Records to use
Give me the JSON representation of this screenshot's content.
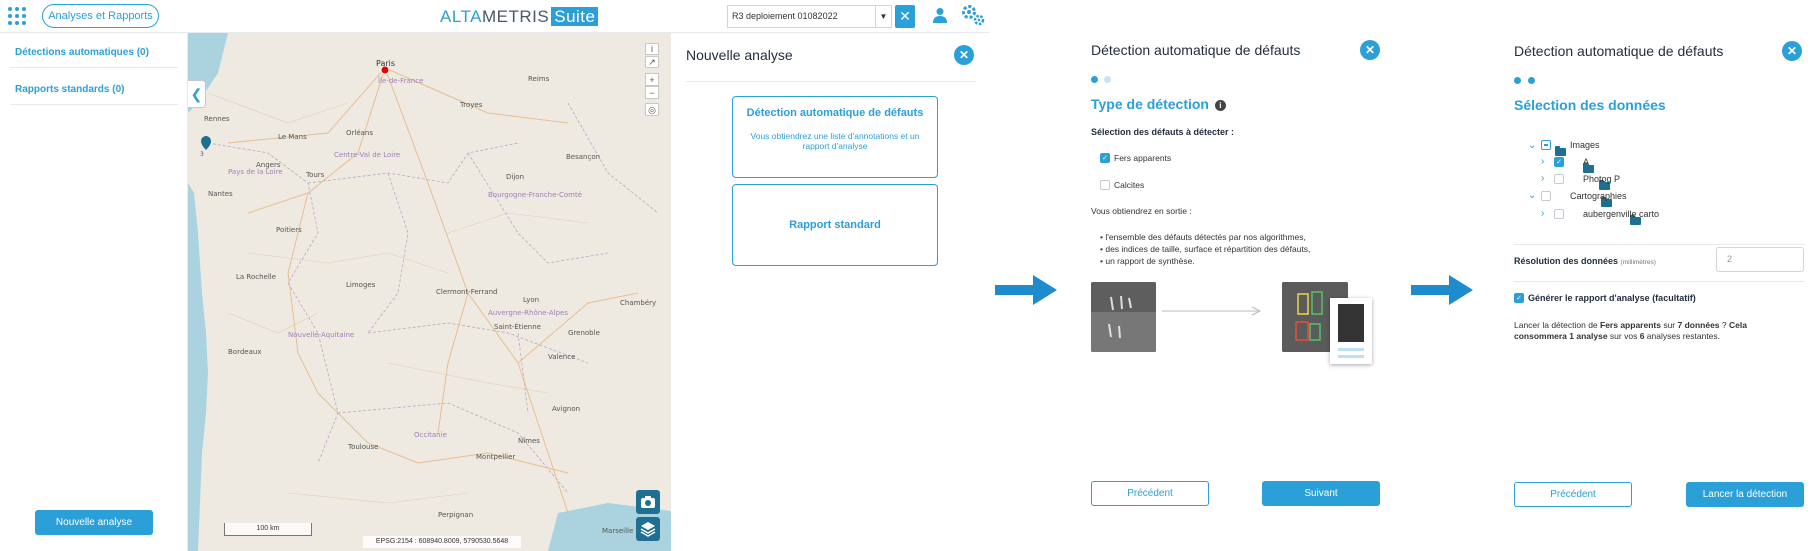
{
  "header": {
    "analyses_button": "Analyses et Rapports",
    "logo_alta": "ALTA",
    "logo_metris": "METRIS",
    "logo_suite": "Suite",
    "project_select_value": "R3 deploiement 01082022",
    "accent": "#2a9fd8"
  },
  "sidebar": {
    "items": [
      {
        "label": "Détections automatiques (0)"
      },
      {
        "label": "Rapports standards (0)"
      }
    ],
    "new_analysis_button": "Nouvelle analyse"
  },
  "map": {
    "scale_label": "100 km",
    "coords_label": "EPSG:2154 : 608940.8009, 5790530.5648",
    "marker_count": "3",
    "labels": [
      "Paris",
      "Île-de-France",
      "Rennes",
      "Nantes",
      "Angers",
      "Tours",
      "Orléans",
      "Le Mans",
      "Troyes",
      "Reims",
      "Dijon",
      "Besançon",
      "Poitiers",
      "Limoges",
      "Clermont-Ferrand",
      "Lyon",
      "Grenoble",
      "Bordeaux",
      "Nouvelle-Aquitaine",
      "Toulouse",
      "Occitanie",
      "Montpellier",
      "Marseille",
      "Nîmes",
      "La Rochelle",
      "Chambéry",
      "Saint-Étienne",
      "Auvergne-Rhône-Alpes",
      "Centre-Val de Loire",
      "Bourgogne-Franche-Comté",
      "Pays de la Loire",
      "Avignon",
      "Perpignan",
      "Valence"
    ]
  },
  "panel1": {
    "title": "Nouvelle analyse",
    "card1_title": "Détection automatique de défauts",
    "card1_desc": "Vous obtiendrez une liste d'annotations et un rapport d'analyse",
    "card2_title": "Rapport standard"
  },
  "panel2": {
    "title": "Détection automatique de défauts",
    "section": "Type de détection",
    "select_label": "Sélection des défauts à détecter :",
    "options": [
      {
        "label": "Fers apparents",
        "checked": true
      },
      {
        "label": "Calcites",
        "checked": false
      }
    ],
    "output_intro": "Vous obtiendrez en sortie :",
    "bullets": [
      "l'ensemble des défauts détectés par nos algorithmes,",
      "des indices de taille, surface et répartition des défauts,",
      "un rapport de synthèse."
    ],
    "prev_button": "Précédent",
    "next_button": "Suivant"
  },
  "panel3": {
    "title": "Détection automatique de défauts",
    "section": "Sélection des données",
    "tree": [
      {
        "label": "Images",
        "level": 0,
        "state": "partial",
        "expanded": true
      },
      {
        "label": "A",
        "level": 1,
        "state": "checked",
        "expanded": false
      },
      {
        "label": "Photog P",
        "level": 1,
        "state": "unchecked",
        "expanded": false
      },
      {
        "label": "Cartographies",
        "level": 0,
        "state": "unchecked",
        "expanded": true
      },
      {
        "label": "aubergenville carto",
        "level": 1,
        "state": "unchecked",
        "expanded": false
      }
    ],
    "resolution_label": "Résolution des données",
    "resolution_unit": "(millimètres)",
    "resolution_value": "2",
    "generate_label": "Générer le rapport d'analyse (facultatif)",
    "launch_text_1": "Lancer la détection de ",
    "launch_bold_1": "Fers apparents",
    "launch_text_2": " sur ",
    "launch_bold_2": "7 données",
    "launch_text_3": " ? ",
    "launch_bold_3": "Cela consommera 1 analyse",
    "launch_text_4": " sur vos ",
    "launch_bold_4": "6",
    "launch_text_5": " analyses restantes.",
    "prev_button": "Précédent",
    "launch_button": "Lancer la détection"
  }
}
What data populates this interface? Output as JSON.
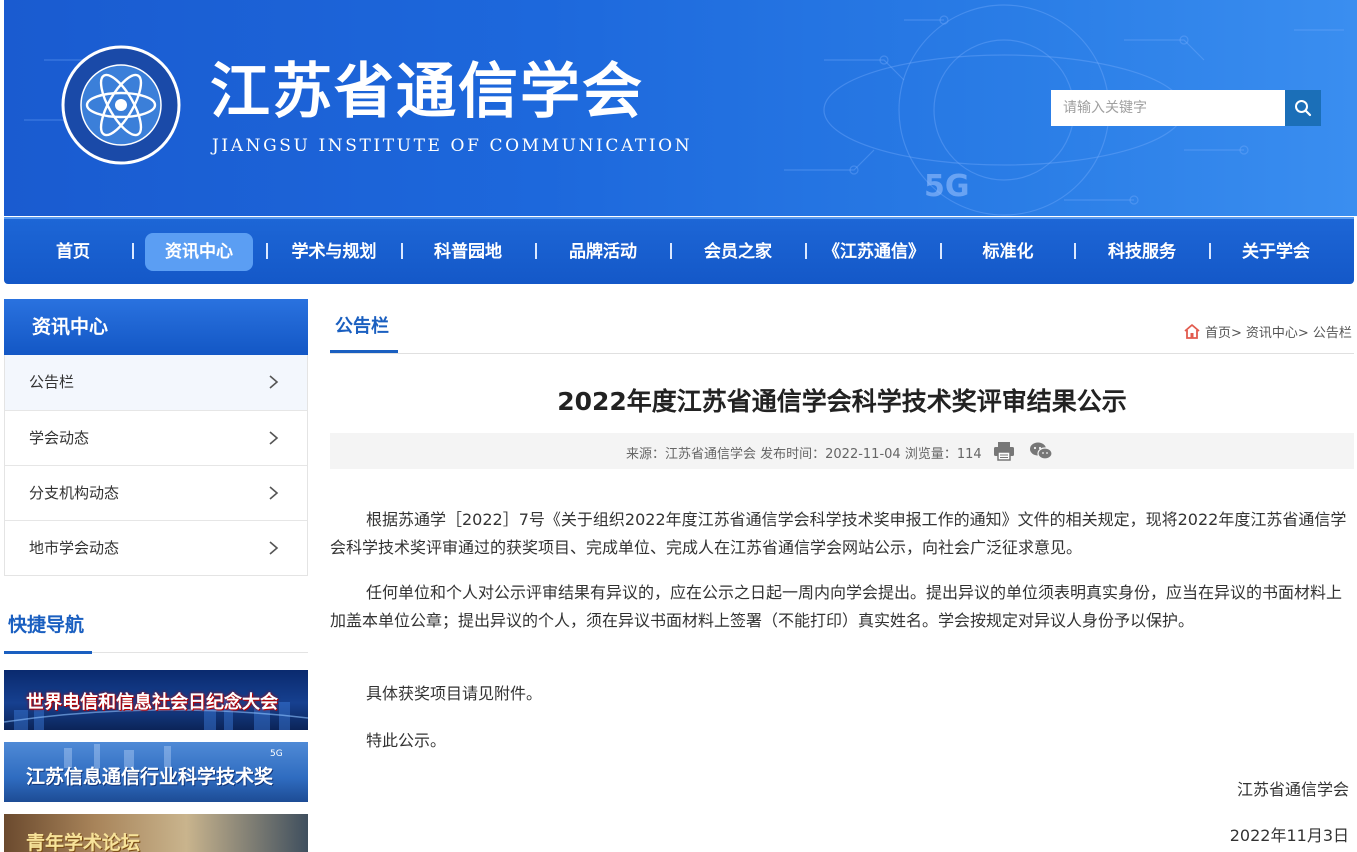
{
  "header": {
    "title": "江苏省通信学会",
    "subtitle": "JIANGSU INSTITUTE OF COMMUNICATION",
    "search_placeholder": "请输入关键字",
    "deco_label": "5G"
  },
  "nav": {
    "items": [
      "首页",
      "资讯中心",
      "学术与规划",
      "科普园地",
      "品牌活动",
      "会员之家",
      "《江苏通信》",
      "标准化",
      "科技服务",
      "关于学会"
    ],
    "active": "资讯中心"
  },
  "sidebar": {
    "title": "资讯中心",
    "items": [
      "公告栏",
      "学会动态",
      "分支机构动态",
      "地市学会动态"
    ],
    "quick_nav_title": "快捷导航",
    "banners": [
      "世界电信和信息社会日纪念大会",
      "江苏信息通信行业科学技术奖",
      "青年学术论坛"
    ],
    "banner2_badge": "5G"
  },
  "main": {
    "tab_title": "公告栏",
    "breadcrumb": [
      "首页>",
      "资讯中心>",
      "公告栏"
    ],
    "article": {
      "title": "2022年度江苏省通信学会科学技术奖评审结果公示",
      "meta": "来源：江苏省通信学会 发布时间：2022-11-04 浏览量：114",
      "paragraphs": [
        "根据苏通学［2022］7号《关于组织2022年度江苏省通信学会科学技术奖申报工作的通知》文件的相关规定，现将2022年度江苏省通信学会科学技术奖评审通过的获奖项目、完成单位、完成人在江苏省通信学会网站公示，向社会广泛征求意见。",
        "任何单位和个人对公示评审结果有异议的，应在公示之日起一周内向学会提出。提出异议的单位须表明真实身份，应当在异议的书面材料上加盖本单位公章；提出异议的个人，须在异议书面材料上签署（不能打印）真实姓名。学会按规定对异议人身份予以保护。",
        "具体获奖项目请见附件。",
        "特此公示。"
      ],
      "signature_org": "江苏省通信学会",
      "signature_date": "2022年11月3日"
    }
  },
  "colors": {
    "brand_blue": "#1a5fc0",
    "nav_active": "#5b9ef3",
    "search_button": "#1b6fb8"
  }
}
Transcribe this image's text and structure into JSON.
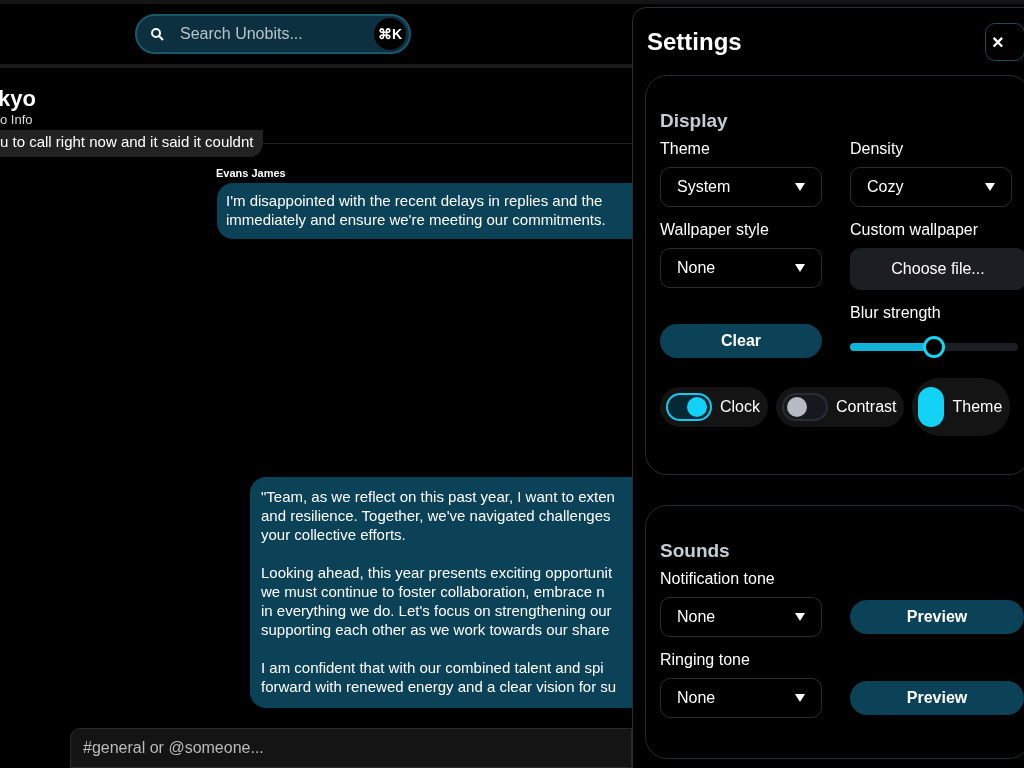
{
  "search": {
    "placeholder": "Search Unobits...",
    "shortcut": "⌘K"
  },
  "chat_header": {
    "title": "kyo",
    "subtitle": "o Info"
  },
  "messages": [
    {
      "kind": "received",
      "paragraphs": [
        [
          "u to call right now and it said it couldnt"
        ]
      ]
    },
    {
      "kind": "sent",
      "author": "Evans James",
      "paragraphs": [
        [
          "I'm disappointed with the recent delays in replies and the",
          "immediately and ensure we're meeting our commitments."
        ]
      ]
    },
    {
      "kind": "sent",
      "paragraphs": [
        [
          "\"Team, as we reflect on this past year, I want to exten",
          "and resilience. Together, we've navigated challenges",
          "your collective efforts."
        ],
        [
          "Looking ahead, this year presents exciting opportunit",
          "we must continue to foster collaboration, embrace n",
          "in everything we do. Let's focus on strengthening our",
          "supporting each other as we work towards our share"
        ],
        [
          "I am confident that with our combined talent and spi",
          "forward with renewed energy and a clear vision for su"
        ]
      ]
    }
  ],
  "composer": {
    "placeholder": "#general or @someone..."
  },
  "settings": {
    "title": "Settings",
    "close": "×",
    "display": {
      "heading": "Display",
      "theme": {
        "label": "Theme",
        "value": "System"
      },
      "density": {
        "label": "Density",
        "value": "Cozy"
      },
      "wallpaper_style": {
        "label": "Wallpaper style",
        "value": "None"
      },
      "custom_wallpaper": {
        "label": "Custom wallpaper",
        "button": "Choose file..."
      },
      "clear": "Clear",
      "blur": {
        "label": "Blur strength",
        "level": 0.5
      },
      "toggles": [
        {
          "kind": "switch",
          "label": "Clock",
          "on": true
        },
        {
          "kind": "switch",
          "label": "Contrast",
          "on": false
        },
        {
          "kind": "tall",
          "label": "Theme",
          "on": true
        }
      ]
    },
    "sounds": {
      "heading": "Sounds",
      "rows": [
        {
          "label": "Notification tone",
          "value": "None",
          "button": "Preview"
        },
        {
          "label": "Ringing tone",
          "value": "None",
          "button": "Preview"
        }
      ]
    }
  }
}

Work to complete
All lines holding the word "year" should be picked out and copied.

Completed task
          "\"Team, as we reflect on this past year, I want to exten",
          "Looking ahead, this year presents exciting opportunit",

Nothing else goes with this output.